• [Given request A]: In the records, swap "data-label" for "value-label" in the stretch from the line containing "chart-title: General Fund-State" through the line containing "298, 252, 406]". Return only those lines, with everything else left unchanged.

• [Extract]:

§

Undoing merged /usr on Debian

As of Debian Buster, debootstrap (the tool for bootstrapping new Debian installations) has been updated to perform a merged-/usr installation by default. For those who aren’t familiar with the idea, a “merged-/usr” is a system configuration where, instead of splitting system binaries four ways between /bin, /sbin, /usr/bin, and /usr/sbin (which has historically been the convention in Linux distributions), /bin is symlinked to /usr/bin and /sbin is symlinked to /usr/sbin. (Similarly, /lib is symlinked to /usr/lib to pull all shared libraries into a single directory.)

As far as I know, this idea originates (at least within the Linux ecosystem) from freedesktop.org and the systemd people (Debian’s wiki page on the matter links to the systemd wiki page on the same). It’s another idea to come out of FD.o and cause a bit of a political stir, but the point here is that Debian has adopted this new configuration as the default for new installs starting with Buster. I then discovered last week that my laptop is using the merged-/usr configuration, much to my surprise.

§

• [Exercise input]:
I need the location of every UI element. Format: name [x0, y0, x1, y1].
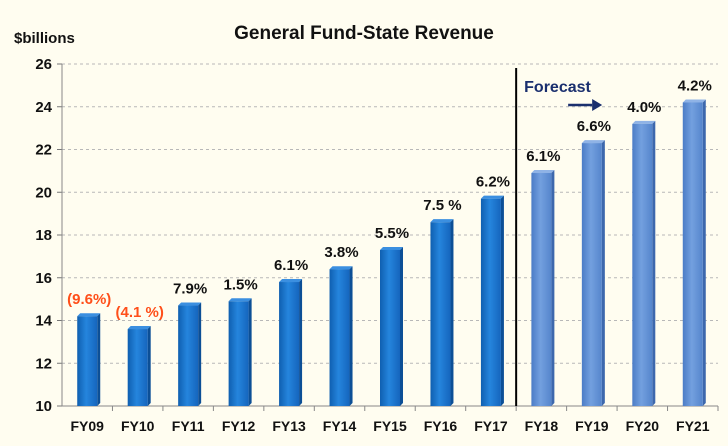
chart-title: General Fund-State Revenue	[234, 23, 494, 44]
bars	[77, 99, 706, 406]
y-tick-label: 24	[35, 99, 52, 116]
bar-top-face	[279, 279, 303, 283]
bar-side-face	[500, 195, 504, 406]
data-label: 4.0%	[627, 99, 661, 116]
bar-top-face	[632, 120, 656, 124]
data-label: 4.2%	[678, 77, 712, 94]
y-tick-label: 10	[35, 398, 52, 415]
bar-side-face	[248, 298, 252, 406]
bar-side-face	[551, 170, 555, 406]
bar-top-face	[127, 326, 151, 330]
y-tick-label: 26	[35, 56, 52, 73]
data-label: 6.1%	[274, 257, 308, 274]
bar-side-face	[299, 279, 303, 406]
bar-top-face	[531, 170, 555, 174]
bar-fy20	[632, 123, 653, 406]
y-axis-unit-label: $billions	[14, 30, 75, 47]
bar-side-face	[198, 302, 202, 406]
y-tick-label: 16	[35, 270, 52, 287]
bar-top-face	[430, 219, 454, 223]
bar-fy11	[178, 305, 199, 406]
x-tick-label: FY09	[70, 418, 104, 434]
data-label: 7.5 %	[423, 197, 461, 214]
bar-top-face	[228, 298, 252, 302]
bar-side-face	[147, 326, 151, 406]
bar-side-face	[349, 266, 353, 406]
data-label: 6.2%	[476, 174, 510, 191]
bar-fy18	[531, 173, 552, 406]
forecast-label: Forecast	[524, 79, 591, 96]
y-tick-label: 18	[35, 227, 52, 244]
x-tick-label: FY20	[626, 418, 660, 434]
bar-top-face	[329, 266, 353, 270]
bar-fy21	[682, 102, 703, 406]
bar-fy19	[581, 143, 602, 406]
x-tick-label: FY15	[373, 418, 407, 434]
x-tick-label: FY19	[575, 418, 609, 434]
forecast-arrow-head	[592, 99, 603, 111]
bar-top-face	[480, 195, 504, 199]
data-label: 5.5%	[375, 225, 409, 242]
forecast-annotation: Forecast	[515, 68, 603, 406]
x-tick-label: FY21	[676, 418, 710, 434]
data-label: 1.5%	[224, 276, 258, 293]
axes: 10 12 14 16 18 20 22 24 26 FY09 FY10 FY11 FY12 FY13 FY…	[35, 56, 719, 434]
bar-fy12	[228, 301, 249, 406]
x-tick-label: FY17	[474, 418, 508, 434]
bar-fy14	[329, 269, 350, 406]
bar-fy09	[77, 316, 98, 406]
x-tick-label: FY18	[525, 418, 559, 434]
bar-fy10	[127, 329, 148, 406]
bar-top-face	[380, 246, 403, 250]
x-tick-label: FY10	[121, 418, 155, 434]
x-tick-label: FY16	[424, 418, 458, 434]
bar-side-face	[652, 120, 656, 406]
y-tick-label: 22	[35, 142, 52, 159]
data-label: (4.1 %)	[116, 304, 164, 321]
x-tick-label: FY14	[323, 418, 357, 434]
bar-fy15	[380, 249, 400, 406]
bar-side-face	[450, 219, 454, 406]
data-label: 6.6%	[577, 118, 611, 135]
data-label: 3.8%	[324, 244, 358, 261]
bar-top-face	[77, 313, 101, 317]
data-labels: (9.6%) (4.1 %) 7.9% 1.5% 6.1% 3.8% 5.5% 7.5 % 6.…	[67, 77, 712, 321]
data-label: (9.6%)	[67, 291, 111, 308]
bar-side-face	[601, 140, 605, 406]
gridlines	[62, 63, 718, 364]
y-tick-label: 12	[35, 355, 52, 372]
bar-side-face	[97, 313, 101, 406]
bar-top-face	[581, 140, 605, 144]
bar-side-face	[400, 246, 403, 406]
bar-top-face	[682, 99, 706, 103]
bar-top-face	[178, 302, 202, 306]
data-label: 7.9%	[173, 281, 207, 298]
bar-fy17	[480, 198, 501, 406]
y-tick-label: 20	[35, 184, 52, 201]
x-tick-label: FY11	[172, 418, 205, 434]
data-label: 6.1%	[526, 148, 560, 165]
x-tick-label: FY12	[222, 418, 256, 434]
y-tick-label: 14	[35, 313, 52, 330]
bar-fy16	[430, 222, 451, 406]
bar-side-face	[702, 99, 706, 406]
x-tick-label: FY13	[272, 418, 306, 434]
bar-fy13	[279, 282, 300, 406]
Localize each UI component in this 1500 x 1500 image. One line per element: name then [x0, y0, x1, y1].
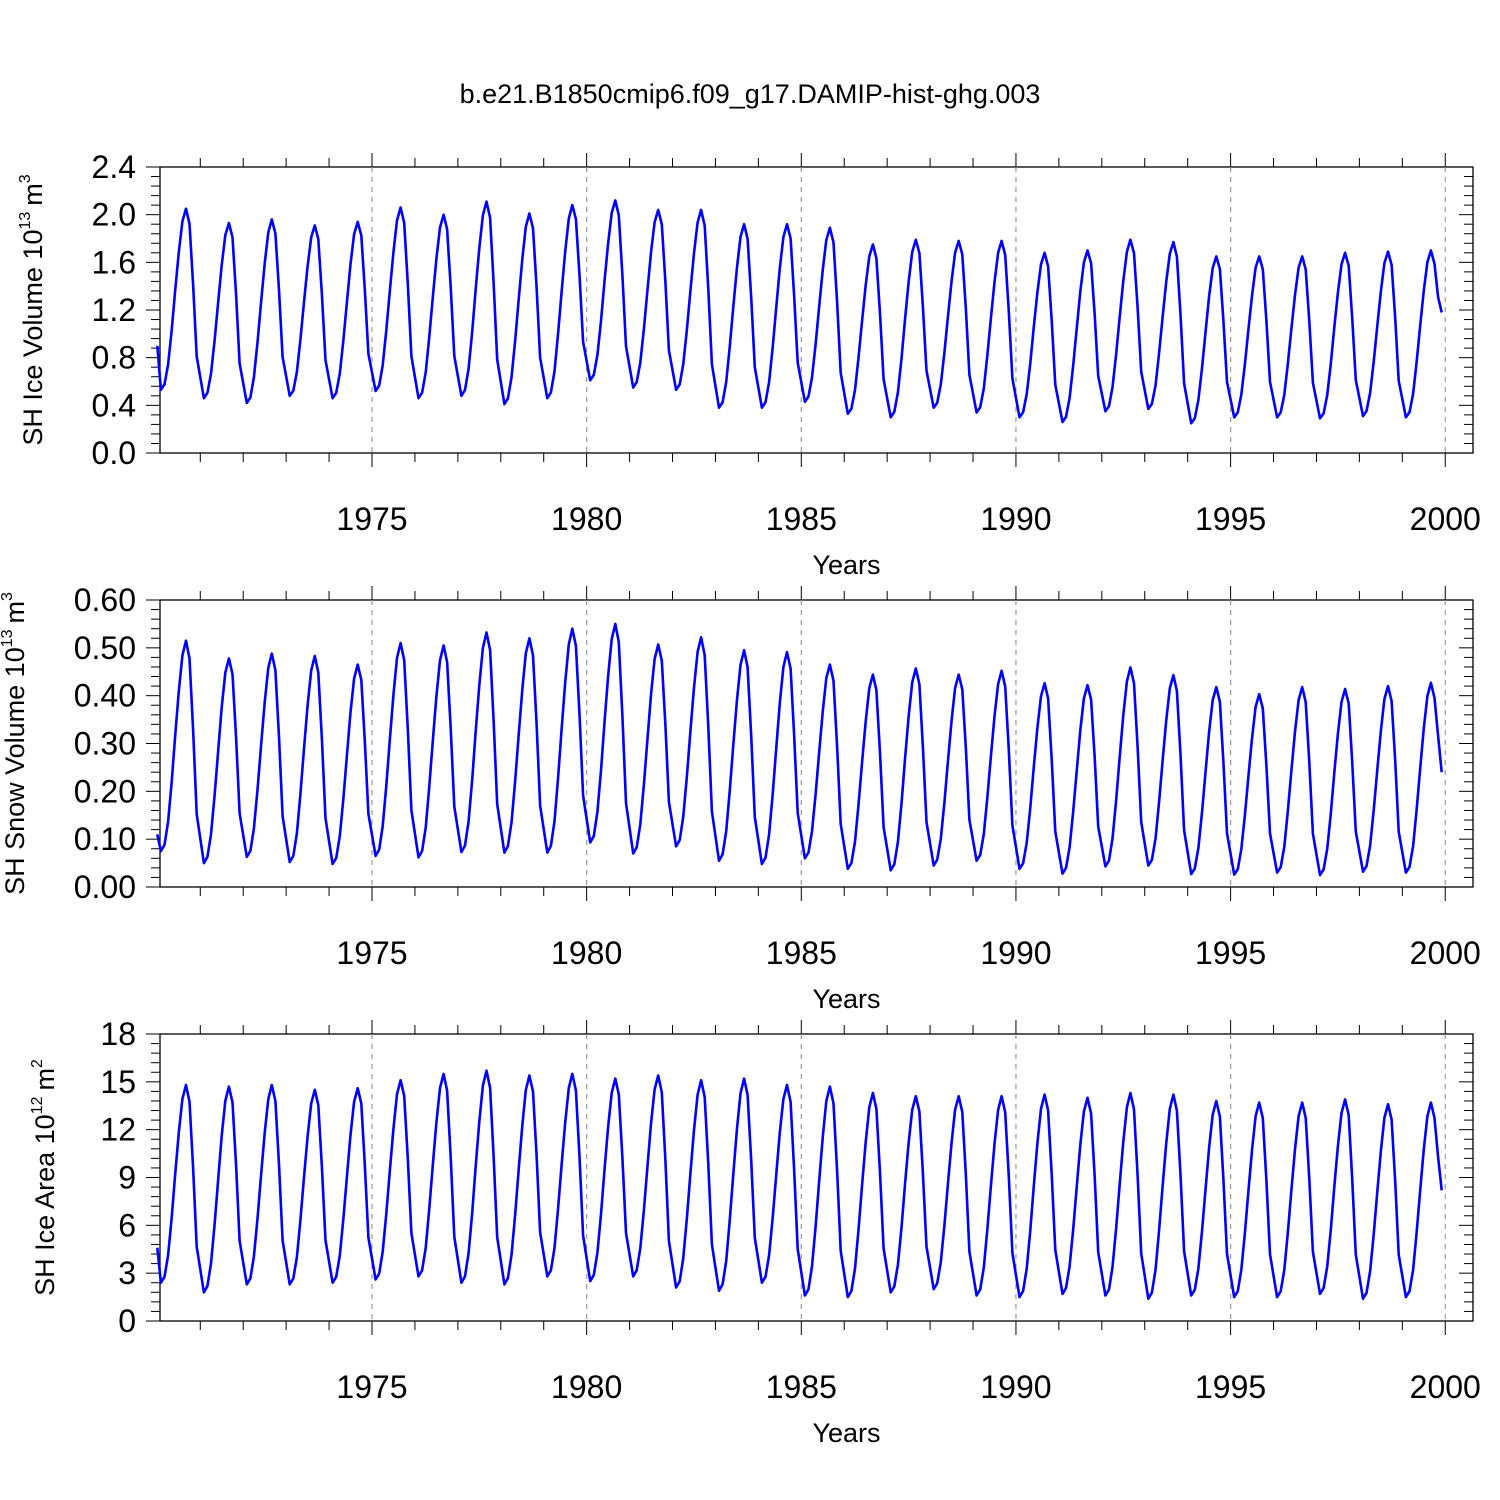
x-tick-label: 1980 — [551, 935, 622, 971]
x-axis-label: Years — [812, 1418, 880, 1448]
y-tick-label: 0.60 — [74, 582, 136, 618]
series-line-sh-ice-volume — [156, 199, 1443, 425]
y-tick-label: 1.6 — [92, 244, 136, 280]
y-tick-label: 18 — [100, 1016, 136, 1052]
y-tick-label: 0.40 — [74, 678, 136, 714]
y-axis-label-main: SH Ice Area 10 — [30, 1114, 60, 1296]
figure-title: b.e21.B1850cmip6.f09_g17.DAMIP-hist-ghg.… — [460, 79, 1041, 109]
x-tick-label: 1985 — [766, 1369, 837, 1405]
plot-frame — [159, 599, 1474, 888]
x-tick-label: 1975 — [336, 501, 407, 537]
x-tick-label: 1985 — [766, 935, 837, 971]
y-tick-label: 2.4 — [92, 149, 136, 185]
x-axis-label: Years — [812, 550, 880, 580]
y-axis-label-exponent: 13 — [17, 212, 34, 230]
y-axis-label-unit: m — [0, 601, 30, 624]
x-tick-label: 1980 — [551, 1369, 622, 1405]
y-tick-label: 6 — [118, 1207, 136, 1243]
y-axis-label-main: SH Ice Volume 10 — [18, 230, 48, 446]
x-tick-label: 2000 — [1410, 501, 1481, 537]
x-tick-label: 2000 — [1410, 1369, 1481, 1405]
y-tick-label: 0 — [118, 1303, 136, 1339]
x-tick-label: 1975 — [336, 935, 407, 971]
chart-panel-2: 1975 1980 1985 1990 1995 2000 Years 0.00 0.10 0.2… — [0, 582, 1481, 1014]
x-tick-label: 1980 — [551, 501, 622, 537]
x-tick-label: 2000 — [1410, 935, 1481, 971]
y-tick-label: 0.00 — [74, 869, 136, 905]
y-axis-label-unit-exponent: 2 — [29, 1059, 46, 1068]
x-tick-label: 1995 — [1195, 935, 1266, 971]
x-tick-label: 1975 — [336, 1369, 407, 1405]
x-tick-label: 1990 — [980, 935, 1051, 971]
series-line-sh-ice-area — [156, 1069, 1443, 1300]
y-axis-label-unit-exponent: 3 — [0, 592, 16, 601]
y-axis-label: SH Snow Volume 1013 m3 — [0, 592, 30, 895]
plot-frame — [159, 1033, 1474, 1322]
y-axis-label-exponent: 13 — [0, 629, 16, 647]
y-axis-label-main: SH Snow Volume 10 — [0, 647, 30, 895]
x-tick-label: 1990 — [980, 501, 1051, 537]
x-tick-label: 1995 — [1195, 1369, 1266, 1405]
chart-panels: 1975 1980 1985 1990 1995 2000 Years 0.0 0.4 0.8 1.… — [0, 149, 1481, 1448]
x-tick-label: 1995 — [1195, 501, 1266, 537]
y-tick-label: 1.2 — [92, 292, 136, 328]
y-tick-label: 2.0 — [92, 197, 136, 233]
chart-panel-1: 1975 1980 1985 1990 1995 2000 Years 0.0 0.4 0.8 1.… — [17, 149, 1481, 580]
y-axis-label-unit: m — [18, 183, 48, 206]
y-axis-label-unit: m — [30, 1068, 60, 1091]
y-tick-label: 9 — [118, 1160, 136, 1196]
y-tick-label: 0.10 — [74, 821, 136, 857]
y-tick-label: 0.4 — [92, 387, 136, 423]
y-axis-label: SH Ice Volume 1013 m3 — [17, 174, 48, 445]
x-tick-label: 1990 — [980, 1369, 1051, 1405]
y-axis-label-exponent: 12 — [29, 1096, 46, 1114]
y-axis-label: SH Ice Area 1012 m2 — [29, 1059, 60, 1296]
y-tick-label: 0.50 — [74, 630, 136, 666]
y-axis-label-unit-exponent: 3 — [17, 174, 34, 183]
y-tick-label: 3 — [118, 1255, 136, 1291]
x-tick-label: 1985 — [766, 501, 837, 537]
y-tick-label: 0.20 — [74, 773, 136, 809]
chart-panel-3: 1975 1980 1985 1990 1995 2000 Years 0 3 6 9 12 15 18 S… — [29, 1016, 1481, 1448]
y-tick-label: 0.0 — [92, 435, 136, 471]
y-tick-label: 12 — [100, 1112, 136, 1148]
series-line-sh-snow-volume — [156, 622, 1443, 877]
y-tick-label: 0.30 — [74, 726, 136, 762]
x-axis-label: Years — [812, 984, 880, 1014]
y-tick-label: 0.8 — [92, 340, 136, 376]
y-tick-label: 15 — [100, 1064, 136, 1100]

§

• [Given request B]: In the post on merged /usr, starting with which Debian release does debootstrap perform a merged-/usr installation by default?

• [Result A]:
chart-title: General Fund-State Revenue	[234, 23, 494, 44]
bars	[77, 99, 706, 406]
y-tick-label: 24	[35, 99, 52, 116]
bar-top-face	[279, 279, 303, 283]
bar-side-face	[500, 195, 504, 406]
value-label: 4.0%	[627, 99, 661, 116]
bar-top-face	[632, 120, 656, 124]
value-label: 4.2%	[678, 77, 712, 94]
y-tick-label: 10	[35, 398, 52, 415]
bar-side-face	[248, 298, 252, 406]

• [Result B]: Debian Buster